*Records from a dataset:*
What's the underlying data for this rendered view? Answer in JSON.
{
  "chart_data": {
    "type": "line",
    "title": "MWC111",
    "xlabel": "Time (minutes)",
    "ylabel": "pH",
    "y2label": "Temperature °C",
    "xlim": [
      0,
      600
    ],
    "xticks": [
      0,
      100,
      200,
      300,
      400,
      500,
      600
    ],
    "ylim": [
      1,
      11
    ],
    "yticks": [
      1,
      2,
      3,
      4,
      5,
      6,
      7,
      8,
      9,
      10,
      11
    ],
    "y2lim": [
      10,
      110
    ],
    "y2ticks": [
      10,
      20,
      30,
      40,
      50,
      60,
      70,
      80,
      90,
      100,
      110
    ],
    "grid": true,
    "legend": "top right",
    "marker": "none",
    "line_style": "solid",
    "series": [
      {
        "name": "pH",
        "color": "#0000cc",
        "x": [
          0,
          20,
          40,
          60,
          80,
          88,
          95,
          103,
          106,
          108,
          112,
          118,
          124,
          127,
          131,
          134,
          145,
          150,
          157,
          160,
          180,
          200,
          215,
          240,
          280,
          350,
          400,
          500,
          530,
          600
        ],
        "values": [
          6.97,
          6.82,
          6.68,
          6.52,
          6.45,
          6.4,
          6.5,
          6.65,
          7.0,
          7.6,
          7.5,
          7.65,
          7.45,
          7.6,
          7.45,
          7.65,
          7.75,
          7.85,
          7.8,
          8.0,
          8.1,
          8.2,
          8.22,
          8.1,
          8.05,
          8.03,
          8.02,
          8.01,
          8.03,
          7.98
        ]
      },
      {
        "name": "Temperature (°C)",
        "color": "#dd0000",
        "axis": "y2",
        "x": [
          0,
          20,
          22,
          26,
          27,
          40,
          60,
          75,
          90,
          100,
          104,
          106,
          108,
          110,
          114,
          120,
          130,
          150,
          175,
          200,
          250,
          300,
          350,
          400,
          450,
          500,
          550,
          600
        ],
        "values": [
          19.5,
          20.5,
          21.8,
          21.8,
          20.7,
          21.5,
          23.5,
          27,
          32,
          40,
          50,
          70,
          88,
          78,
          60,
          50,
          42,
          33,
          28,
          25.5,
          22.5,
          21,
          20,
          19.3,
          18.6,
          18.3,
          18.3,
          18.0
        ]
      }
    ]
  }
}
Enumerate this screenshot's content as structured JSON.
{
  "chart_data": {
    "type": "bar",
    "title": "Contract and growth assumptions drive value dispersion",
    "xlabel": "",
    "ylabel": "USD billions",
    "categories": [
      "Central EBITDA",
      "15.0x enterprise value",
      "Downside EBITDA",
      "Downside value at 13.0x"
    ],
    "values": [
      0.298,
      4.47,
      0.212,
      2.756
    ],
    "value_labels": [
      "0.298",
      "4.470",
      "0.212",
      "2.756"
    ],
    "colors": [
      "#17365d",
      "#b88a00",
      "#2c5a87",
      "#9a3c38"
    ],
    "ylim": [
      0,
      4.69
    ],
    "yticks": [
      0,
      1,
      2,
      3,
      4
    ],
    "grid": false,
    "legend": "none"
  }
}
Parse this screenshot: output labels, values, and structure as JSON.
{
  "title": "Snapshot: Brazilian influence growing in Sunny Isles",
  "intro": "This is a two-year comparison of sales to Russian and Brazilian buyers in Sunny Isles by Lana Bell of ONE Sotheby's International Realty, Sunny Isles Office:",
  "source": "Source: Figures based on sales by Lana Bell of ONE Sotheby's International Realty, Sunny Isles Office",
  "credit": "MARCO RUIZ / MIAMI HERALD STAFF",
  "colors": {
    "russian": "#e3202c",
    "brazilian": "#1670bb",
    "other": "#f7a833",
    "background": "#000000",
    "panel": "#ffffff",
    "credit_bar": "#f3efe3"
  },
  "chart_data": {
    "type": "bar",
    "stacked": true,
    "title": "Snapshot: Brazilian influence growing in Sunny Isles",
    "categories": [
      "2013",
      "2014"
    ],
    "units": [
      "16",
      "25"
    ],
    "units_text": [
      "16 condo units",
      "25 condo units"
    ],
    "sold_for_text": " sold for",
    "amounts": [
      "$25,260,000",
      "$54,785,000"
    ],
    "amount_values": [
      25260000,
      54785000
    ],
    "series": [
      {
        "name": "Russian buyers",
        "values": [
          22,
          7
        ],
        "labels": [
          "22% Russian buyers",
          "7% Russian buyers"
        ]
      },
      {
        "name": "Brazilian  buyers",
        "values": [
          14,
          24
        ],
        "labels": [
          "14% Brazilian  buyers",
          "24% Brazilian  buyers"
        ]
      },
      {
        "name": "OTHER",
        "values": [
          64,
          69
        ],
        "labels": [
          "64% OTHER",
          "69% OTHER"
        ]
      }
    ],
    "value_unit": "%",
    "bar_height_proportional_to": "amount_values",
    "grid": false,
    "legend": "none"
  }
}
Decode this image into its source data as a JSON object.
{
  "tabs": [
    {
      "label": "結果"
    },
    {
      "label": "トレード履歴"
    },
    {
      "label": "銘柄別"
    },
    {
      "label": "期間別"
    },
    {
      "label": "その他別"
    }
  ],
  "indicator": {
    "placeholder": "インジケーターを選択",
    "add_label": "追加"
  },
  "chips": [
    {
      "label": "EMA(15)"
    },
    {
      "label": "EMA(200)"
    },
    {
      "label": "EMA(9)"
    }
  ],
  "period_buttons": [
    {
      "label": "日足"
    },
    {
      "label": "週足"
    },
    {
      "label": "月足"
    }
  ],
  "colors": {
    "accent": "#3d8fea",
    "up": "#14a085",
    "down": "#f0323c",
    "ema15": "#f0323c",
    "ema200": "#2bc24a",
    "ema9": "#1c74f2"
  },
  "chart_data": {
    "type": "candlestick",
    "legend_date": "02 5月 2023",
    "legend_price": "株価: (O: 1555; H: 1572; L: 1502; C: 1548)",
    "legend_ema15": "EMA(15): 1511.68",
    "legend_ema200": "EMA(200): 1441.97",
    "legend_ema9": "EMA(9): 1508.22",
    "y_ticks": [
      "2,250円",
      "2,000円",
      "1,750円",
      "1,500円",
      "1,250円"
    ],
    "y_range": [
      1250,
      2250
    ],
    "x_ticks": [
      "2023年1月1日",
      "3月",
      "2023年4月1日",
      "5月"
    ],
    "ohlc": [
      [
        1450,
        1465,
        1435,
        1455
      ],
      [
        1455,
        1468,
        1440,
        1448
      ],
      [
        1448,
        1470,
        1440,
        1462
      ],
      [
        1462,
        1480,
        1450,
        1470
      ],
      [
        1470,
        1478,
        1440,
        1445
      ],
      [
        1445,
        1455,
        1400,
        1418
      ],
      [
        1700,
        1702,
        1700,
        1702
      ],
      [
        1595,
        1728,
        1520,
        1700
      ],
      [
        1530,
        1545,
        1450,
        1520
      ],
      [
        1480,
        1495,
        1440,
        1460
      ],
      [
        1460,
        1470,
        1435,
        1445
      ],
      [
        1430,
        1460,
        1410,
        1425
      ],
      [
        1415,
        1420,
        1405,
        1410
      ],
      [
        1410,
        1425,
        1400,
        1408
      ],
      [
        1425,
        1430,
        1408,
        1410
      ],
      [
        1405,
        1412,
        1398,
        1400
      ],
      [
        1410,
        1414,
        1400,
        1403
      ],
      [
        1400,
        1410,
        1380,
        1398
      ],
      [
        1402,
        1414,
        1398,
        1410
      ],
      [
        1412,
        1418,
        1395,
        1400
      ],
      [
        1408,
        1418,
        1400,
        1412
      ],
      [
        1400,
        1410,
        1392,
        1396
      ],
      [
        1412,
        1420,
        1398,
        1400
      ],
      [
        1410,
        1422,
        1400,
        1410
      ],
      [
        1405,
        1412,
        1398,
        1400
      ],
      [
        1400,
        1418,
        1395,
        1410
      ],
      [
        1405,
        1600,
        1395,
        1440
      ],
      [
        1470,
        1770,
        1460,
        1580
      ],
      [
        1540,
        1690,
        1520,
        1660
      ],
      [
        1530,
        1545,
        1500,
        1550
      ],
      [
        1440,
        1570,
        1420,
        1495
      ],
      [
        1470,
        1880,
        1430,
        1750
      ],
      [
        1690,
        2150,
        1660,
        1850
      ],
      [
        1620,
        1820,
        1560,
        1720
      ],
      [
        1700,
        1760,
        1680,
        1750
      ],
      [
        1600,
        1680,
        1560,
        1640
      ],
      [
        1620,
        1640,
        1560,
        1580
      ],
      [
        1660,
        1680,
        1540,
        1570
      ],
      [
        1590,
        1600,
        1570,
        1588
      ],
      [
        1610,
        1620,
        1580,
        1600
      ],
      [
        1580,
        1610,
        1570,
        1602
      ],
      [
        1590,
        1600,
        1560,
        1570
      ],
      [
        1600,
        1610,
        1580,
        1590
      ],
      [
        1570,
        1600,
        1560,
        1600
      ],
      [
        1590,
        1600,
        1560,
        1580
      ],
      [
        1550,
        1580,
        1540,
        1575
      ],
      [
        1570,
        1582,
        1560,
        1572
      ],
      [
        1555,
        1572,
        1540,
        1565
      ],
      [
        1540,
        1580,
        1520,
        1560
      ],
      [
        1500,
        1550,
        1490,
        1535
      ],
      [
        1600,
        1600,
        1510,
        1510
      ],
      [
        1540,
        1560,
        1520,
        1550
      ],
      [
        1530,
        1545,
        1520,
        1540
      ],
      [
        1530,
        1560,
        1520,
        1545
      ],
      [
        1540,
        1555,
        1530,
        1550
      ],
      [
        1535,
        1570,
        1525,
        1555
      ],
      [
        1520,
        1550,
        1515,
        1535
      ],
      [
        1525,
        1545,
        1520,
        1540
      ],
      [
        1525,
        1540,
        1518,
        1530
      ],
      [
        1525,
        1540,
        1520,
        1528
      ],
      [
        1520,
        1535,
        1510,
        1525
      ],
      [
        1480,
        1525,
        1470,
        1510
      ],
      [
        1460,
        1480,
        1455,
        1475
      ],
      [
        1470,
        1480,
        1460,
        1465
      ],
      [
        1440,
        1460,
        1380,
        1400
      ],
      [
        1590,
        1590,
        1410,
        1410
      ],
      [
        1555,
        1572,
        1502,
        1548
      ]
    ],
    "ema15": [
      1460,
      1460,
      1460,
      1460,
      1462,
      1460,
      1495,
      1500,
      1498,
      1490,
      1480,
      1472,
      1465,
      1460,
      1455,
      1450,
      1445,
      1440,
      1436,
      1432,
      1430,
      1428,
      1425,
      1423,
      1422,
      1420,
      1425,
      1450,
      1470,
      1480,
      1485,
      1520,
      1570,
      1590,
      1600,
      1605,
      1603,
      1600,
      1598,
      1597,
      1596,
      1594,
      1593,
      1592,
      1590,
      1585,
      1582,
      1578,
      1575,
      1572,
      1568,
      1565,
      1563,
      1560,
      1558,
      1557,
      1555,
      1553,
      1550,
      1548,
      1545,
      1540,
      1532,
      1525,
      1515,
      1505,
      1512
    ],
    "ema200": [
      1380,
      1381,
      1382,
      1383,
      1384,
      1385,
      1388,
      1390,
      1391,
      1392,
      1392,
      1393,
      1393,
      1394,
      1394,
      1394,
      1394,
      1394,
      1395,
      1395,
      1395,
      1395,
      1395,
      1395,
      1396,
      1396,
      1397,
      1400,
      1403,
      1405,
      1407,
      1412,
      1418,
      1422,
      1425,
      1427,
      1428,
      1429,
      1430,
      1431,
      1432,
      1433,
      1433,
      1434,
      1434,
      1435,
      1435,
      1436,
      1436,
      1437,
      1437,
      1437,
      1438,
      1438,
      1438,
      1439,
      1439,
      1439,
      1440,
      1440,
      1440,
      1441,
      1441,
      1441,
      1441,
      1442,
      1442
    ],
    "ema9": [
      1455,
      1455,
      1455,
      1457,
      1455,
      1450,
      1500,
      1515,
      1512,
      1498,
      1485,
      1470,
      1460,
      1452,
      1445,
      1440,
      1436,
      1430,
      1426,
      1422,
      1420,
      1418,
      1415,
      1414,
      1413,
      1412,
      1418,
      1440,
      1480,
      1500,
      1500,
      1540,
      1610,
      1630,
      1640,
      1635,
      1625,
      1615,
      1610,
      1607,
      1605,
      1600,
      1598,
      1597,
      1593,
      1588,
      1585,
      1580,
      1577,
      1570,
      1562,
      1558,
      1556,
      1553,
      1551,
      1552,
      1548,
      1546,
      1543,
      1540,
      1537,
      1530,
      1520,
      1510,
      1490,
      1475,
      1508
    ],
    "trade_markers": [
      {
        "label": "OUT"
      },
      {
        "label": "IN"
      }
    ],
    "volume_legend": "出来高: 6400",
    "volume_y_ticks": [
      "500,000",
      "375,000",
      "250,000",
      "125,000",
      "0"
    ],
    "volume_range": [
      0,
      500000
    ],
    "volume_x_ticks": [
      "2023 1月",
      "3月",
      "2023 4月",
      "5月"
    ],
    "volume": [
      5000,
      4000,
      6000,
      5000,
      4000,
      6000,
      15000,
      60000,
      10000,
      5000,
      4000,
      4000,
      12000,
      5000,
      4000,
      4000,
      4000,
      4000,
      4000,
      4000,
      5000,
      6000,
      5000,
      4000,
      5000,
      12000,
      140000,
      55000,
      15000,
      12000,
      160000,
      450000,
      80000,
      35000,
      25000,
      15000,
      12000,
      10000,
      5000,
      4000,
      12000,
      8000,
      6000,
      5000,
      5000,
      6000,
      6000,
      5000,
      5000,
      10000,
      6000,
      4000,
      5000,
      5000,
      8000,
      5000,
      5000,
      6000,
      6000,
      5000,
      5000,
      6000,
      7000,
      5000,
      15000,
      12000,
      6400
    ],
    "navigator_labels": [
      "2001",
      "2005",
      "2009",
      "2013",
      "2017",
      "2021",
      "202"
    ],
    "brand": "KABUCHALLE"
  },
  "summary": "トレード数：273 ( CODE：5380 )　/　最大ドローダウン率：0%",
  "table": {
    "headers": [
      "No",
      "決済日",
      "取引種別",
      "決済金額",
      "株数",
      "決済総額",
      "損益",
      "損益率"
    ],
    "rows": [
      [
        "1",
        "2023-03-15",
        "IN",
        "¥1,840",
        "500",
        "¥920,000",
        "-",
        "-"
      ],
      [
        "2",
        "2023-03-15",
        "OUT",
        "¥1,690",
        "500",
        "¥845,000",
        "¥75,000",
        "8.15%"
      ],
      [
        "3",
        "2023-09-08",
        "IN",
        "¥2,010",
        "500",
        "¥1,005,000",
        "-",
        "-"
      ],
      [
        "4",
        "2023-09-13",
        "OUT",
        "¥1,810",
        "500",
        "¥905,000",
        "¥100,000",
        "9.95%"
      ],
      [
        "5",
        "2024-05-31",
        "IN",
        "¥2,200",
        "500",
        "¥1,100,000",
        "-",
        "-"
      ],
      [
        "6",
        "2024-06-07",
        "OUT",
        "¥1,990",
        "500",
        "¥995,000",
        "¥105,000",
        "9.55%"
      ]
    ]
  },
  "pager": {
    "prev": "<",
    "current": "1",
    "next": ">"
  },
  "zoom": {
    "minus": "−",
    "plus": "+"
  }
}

*Task requirements:* How many lines of the data hold the string "growing"? Reply with the number alone.

*Solution to this task:* 2